» Working data
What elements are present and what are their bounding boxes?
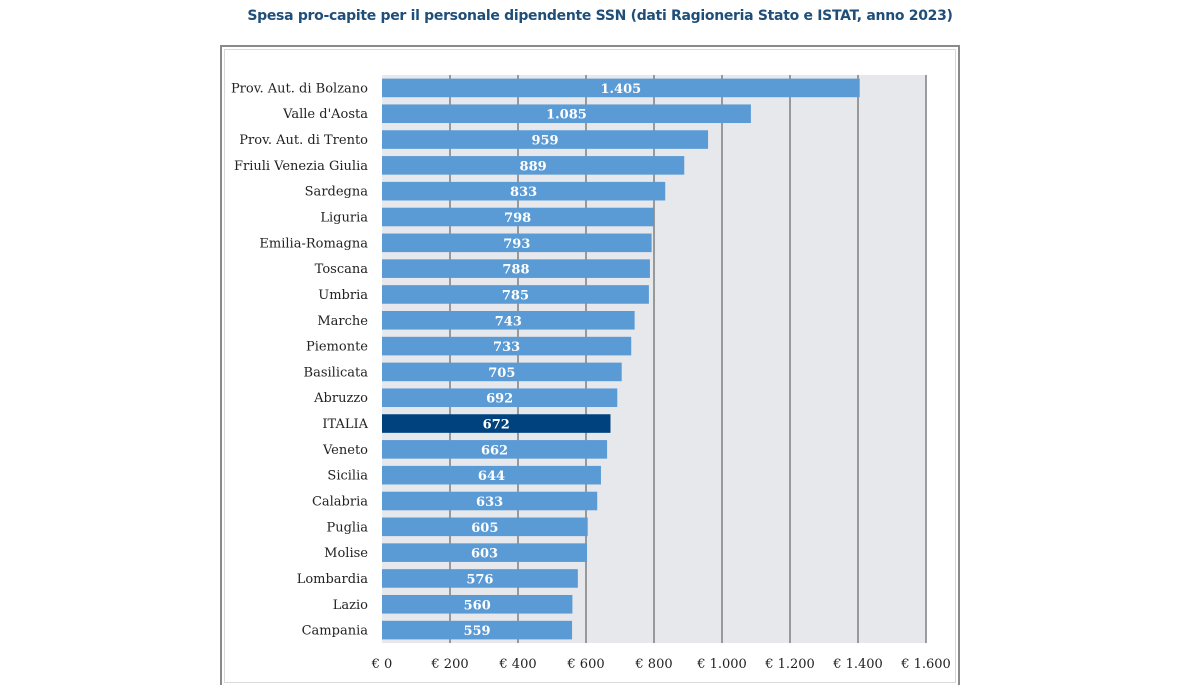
category-label: Lazio <box>333 598 368 613</box>
x-tick-label: € 1.000 <box>696 657 747 672</box>
value-label: 603 <box>471 547 498 562</box>
value-label: 959 <box>531 134 558 149</box>
chart-title: Spesa pro-capite per il personale dipend… <box>247 8 953 24</box>
bar <box>382 310 635 330</box>
bar <box>382 362 622 382</box>
chart-frame-inner <box>224 49 956 683</box>
x-tick-label: € 200 <box>430 657 468 672</box>
value-label: 785 <box>502 288 529 303</box>
value-label: 889 <box>520 159 547 174</box>
category-label: Prov. Aut. di Bolzano <box>231 81 368 96</box>
category-label: Toscana <box>315 262 369 277</box>
value-label: 633 <box>476 495 503 510</box>
value-label: 644 <box>478 469 505 484</box>
category-label: Liguria <box>320 211 368 226</box>
bar <box>382 285 649 304</box>
value-label: 1.405 <box>600 82 641 97</box>
x-tick-label: € 1.400 <box>832 657 883 672</box>
bar <box>382 465 601 485</box>
value-label: 560 <box>464 598 491 613</box>
value-labels: 1.405 1.085 959 889 833 798 793 788 785 743 733 705… <box>463 82 641 639</box>
category-label: Marche <box>317 314 368 329</box>
value-label: 1.085 <box>546 108 587 123</box>
category-label: Umbria <box>318 288 368 303</box>
category-label: Abruzzo <box>313 391 368 406</box>
bar <box>382 259 650 278</box>
x-tick-label: € 600 <box>566 657 604 672</box>
bar <box>382 543 588 562</box>
value-label: 788 <box>502 263 529 278</box>
x-tick-label: € 800 <box>634 657 672 672</box>
bar <box>382 78 860 98</box>
category-label: Puglia <box>326 520 368 535</box>
value-label: 559 <box>463 624 490 639</box>
category-label: Sardegna <box>305 185 369 200</box>
value-label: 672 <box>483 418 510 433</box>
category-label: Lombardia <box>297 572 369 587</box>
bar <box>382 130 709 149</box>
bar <box>382 517 588 537</box>
bars <box>382 78 860 640</box>
category-label: Molise <box>324 546 368 561</box>
bar <box>382 336 632 356</box>
category-label: Valle d'Aosta <box>282 107 368 122</box>
value-label: 605 <box>471 521 498 536</box>
bar <box>382 156 685 175</box>
value-label: 705 <box>488 366 515 381</box>
x-tick-label: € 0 <box>371 657 393 672</box>
bar <box>382 181 666 201</box>
value-label: 793 <box>503 237 530 252</box>
x-tick-label: € 1.200 <box>764 657 815 672</box>
value-label: 733 <box>493 340 520 355</box>
bar-highlight <box>382 414 611 433</box>
category-label: Friuli Venezia Giulia <box>234 159 368 174</box>
bar <box>382 440 608 459</box>
bar <box>382 104 751 124</box>
category-label: Veneto <box>322 443 368 458</box>
value-label: 743 <box>495 314 522 329</box>
bar <box>382 233 652 253</box>
value-label: 576 <box>466 572 493 587</box>
bar <box>382 620 573 640</box>
category-label: Basilicata <box>304 365 369 380</box>
category-labels: Prov. Aut. di Bolzano Valle d'Aosta Prov. … <box>231 81 369 638</box>
bar <box>382 207 654 227</box>
bar <box>382 594 573 614</box>
category-label: ITALIA <box>322 417 368 432</box>
category-label: Prov. Aut. di Trento <box>239 133 368 148</box>
value-label: 833 <box>510 185 537 200</box>
category-label: Calabria <box>312 495 368 510</box>
value-label: 662 <box>481 443 508 458</box>
x-tick-label: € 400 <box>498 657 536 672</box>
category-label: Emilia-Romagna <box>259 236 368 251</box>
category-label: Piemonte <box>306 340 368 355</box>
value-label: 798 <box>504 211 531 226</box>
category-label: Sicilia <box>327 469 368 484</box>
bar <box>382 569 578 588</box>
bar <box>382 491 598 511</box>
bar <box>382 388 618 408</box>
x-tick-labels: € 0 € 200 € 400 € 600 € 800 € 1.000 € 1.200 € 1… <box>371 657 951 672</box>
category-label: Campania <box>302 624 369 639</box>
value-label: 692 <box>486 392 513 407</box>
x-tick-label: € 1.600 <box>900 657 951 672</box>
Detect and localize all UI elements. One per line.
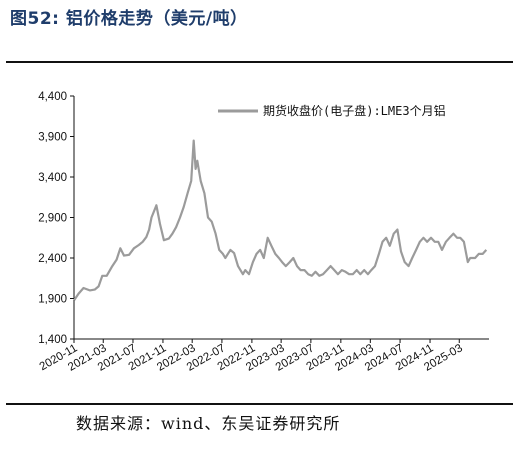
- y-tick-label: 2,900: [38, 213, 67, 225]
- axes: 1,4001,9002,4002,9003,4003,9004,4002020-…: [38, 91, 489, 374]
- series-line: [73, 139, 488, 301]
- y-tick-label: 1,900: [38, 294, 67, 306]
- top-rule: [6, 61, 513, 63]
- y-tick-label: 3,400: [38, 172, 67, 184]
- series-layer: [73, 139, 488, 301]
- legend-label: 期货收盘价(电子盘):LME3个月铝: [263, 103, 446, 118]
- source-note: 数据来源：wind、东吴证券研究所: [76, 414, 341, 433]
- figure-title: 图52: 铝价格走势（美元/吨）: [10, 9, 248, 29]
- y-tick-label: 1,400: [38, 334, 67, 346]
- legend: 期货收盘价(电子盘):LME3个月铝: [218, 103, 446, 118]
- y-tick-label: 4,400: [38, 91, 67, 103]
- bottom-rule: [6, 403, 513, 405]
- y-tick-label: 2,400: [38, 253, 67, 265]
- y-tick-label: 3,900: [38, 132, 67, 144]
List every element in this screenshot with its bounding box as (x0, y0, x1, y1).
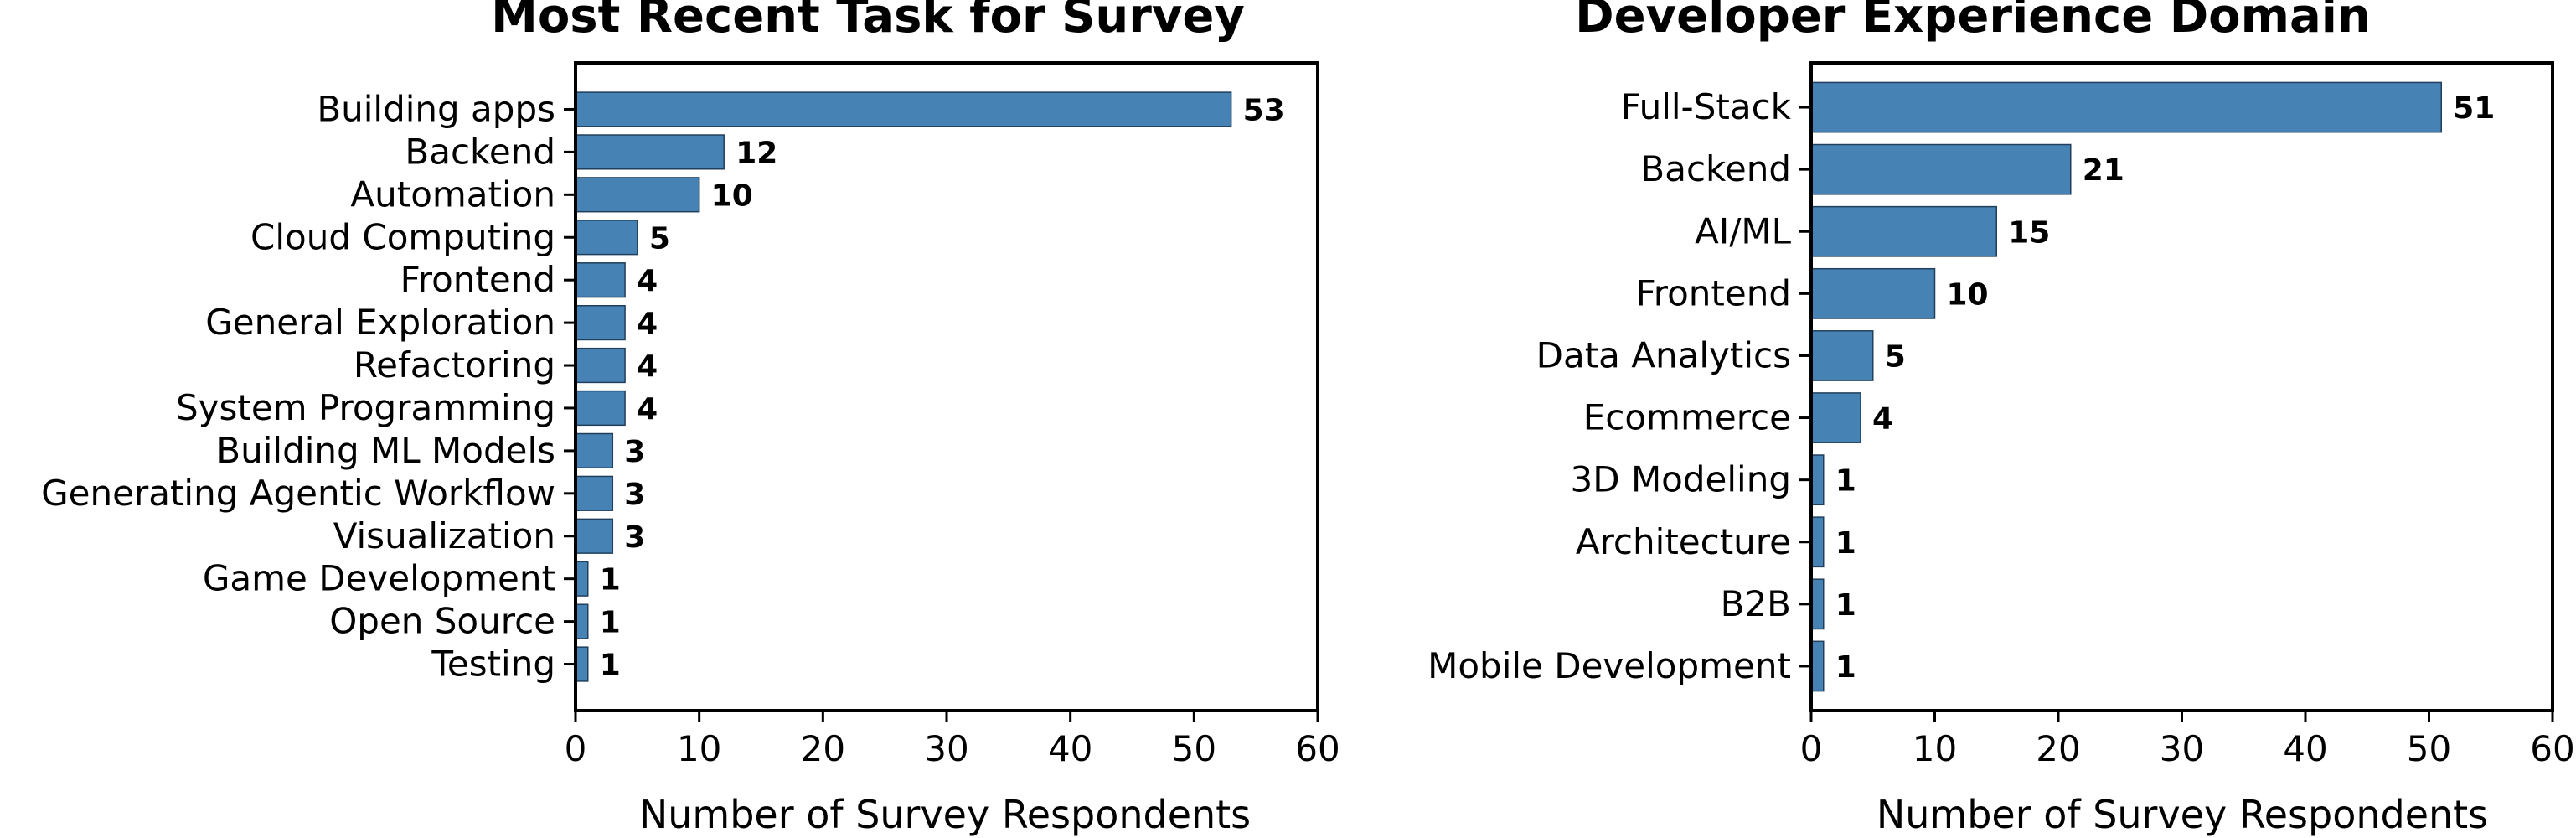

» What to work on
Please reproduce all of the lines above word for word, leaving out the pictures.

» The answer
What elements are present and what are their bounding boxes?
category-label: Lazio <box>333 598 368 613</box>
x-tick-label: € 1.000 <box>696 657 747 672</box>
value-label: 603 <box>471 547 498 562</box>
value-label: 959 <box>531 134 558 149</box>
chart-title: Spesa pro-capite per il personale dipend… <box>247 8 953 24</box>
bar <box>382 310 635 330</box>
bar <box>382 362 622 382</box>
chart-frame-inner <box>224 49 956 683</box>
x-tick-label: € 200 <box>430 657 468 672</box>
value-label: 785 <box>502 288 529 303</box>
value-label: 889 <box>520 159 547 174</box>
category-label: Prov. Aut. di Bolzano <box>231 81 368 96</box>
category-label: Toscana <box>315 262 369 277</box>
value-label: 633 <box>476 495 503 510</box>
value-label: 644 <box>478 469 505 484</box>
category-label: Liguria <box>320 211 368 226</box>
bar <box>382 285 649 304</box>
value-label: 1.405 <box>600 82 641 97</box>
x-tick-label: € 1.400 <box>832 657 883 672</box>
bar <box>382 465 601 485</box>
value-label: 560 <box>464 598 491 613</box>
value-labels: 1.405 1.085 959 889 833 798 793 788 785 743 733 705… <box>463 82 641 639</box>
category-label: Marche <box>317 314 368 329</box>
value-label: 1.085 <box>546 108 587 123</box>
category-label: Umbria <box>318 288 368 303</box>
category-label: Abruzzo <box>313 391 368 406</box>
bar <box>382 259 650 278</box>
x-tick-label: € 600 <box>566 657 604 672</box>
bar <box>382 543 588 562</box>
value-label: 788 <box>502 263 529 278</box>
x-tick-label: € 800 <box>634 657 672 672</box>
bar <box>382 78 860 98</box>
category-label: Puglia <box>326 520 368 535</box>
value-label: 559 <box>463 624 490 639</box>
category-label: Sardegna <box>305 185 369 200</box>
value-label: 672 <box>483 418 510 433</box>
category-label: Lombardia <box>297 572 369 587</box>
bar <box>382 130 709 149</box>
bar <box>382 517 588 537</box>
bars <box>382 78 860 640</box>
category-label: Molise <box>324 546 368 561</box>
bar <box>382 336 632 356</box>
category-label: Valle d'Aosta <box>282 107 368 122</box>
value-label: 605 <box>471 521 498 536</box>
bar <box>382 156 685 175</box>
value-label: 705 <box>488 366 515 381</box>
x-tick-label: € 0 <box>371 657 393 672</box>
bar <box>382 181 666 201</box>
value-label: 793 <box>503 237 530 252</box>
x-tick-label: € 1.200 <box>764 657 815 672</box>
value-label: 733 <box>493 340 520 355</box>
bar-highlight <box>382 414 611 433</box>
category-label: Friuli Venezia Giulia <box>234 159 368 174</box>
bar <box>382 440 608 459</box>
bar <box>382 104 751 124</box>
category-label: Veneto <box>322 443 368 458</box>
value-label: 743 <box>495 314 522 329</box>
bar <box>382 233 652 253</box>
value-label: 576 <box>466 572 493 587</box>
bar <box>382 620 573 640</box>
category-label: Basilicata <box>304 365 369 380</box>
category-labels: Prov. Aut. di Bolzano Valle d'Aosta Prov. … <box>231 81 369 638</box>
bar <box>382 207 654 227</box>
bar <box>382 594 573 614</box>
category-label: ITALIA <box>322 417 368 432</box>
category-label: Prov. Aut. di Trento <box>239 133 368 148</box>
value-label: 833 <box>510 185 537 200</box>
category-label: Calabria <box>312 495 368 510</box>
value-label: 662 <box>481 443 508 458</box>
x-tick-label: € 400 <box>498 657 536 672</box>
category-label: Emilia-Romagna <box>259 236 368 251</box>
category-label: Piemonte <box>306 340 368 355</box>
value-label: 798 <box>504 211 531 226</box>
category-label: Sicilia <box>327 469 368 484</box>
bar <box>382 569 578 588</box>
bar <box>382 491 598 511</box>
bar <box>382 388 618 408</box>
x-tick-labels: € 0 € 200 € 400 € 600 € 800 € 1.000 € 1.200 € 1… <box>371 657 951 672</box>
category-label: Campania <box>302 624 369 639</box>
value-label: 692 <box>486 392 513 407</box>
x-tick-label: € 1.600 <box>900 657 951 672</box>
Detect and localize all UI elements. One per line.
- y-tick-label: 2,900: [38, 213, 67, 225]
- axes: 1,4001,9002,4002,9003,4003,9004,4002020-…: [38, 91, 489, 374]
- series-line: [73, 139, 488, 301]
- y-tick-label: 1,900: [38, 294, 67, 306]
- top-rule: [6, 61, 513, 63]
- y-tick-label: 3,400: [38, 172, 67, 184]
- series-layer: [73, 139, 488, 301]
- legend-label: 期货收盘价(电子盘):LME3个月铝: [263, 103, 446, 118]
- source-note: 数据来源：wind、东吴证券研究所: [76, 414, 341, 433]
- figure-title: 图52: 铝价格走势（美元/吨）: [10, 9, 248, 29]
- y-tick-label: 1,400: [38, 334, 67, 346]
- legend: 期货收盘价(电子盘):LME3个月铝: [218, 103, 446, 118]
- y-tick-label: 4,400: [38, 91, 67, 103]
- bottom-rule: [6, 403, 513, 405]
- y-tick-label: 2,400: [38, 253, 67, 265]
- y-tick-label: 3,900: [38, 132, 67, 144]
List every element in this screenshot with its bounding box as (x0, y0, x1, y1).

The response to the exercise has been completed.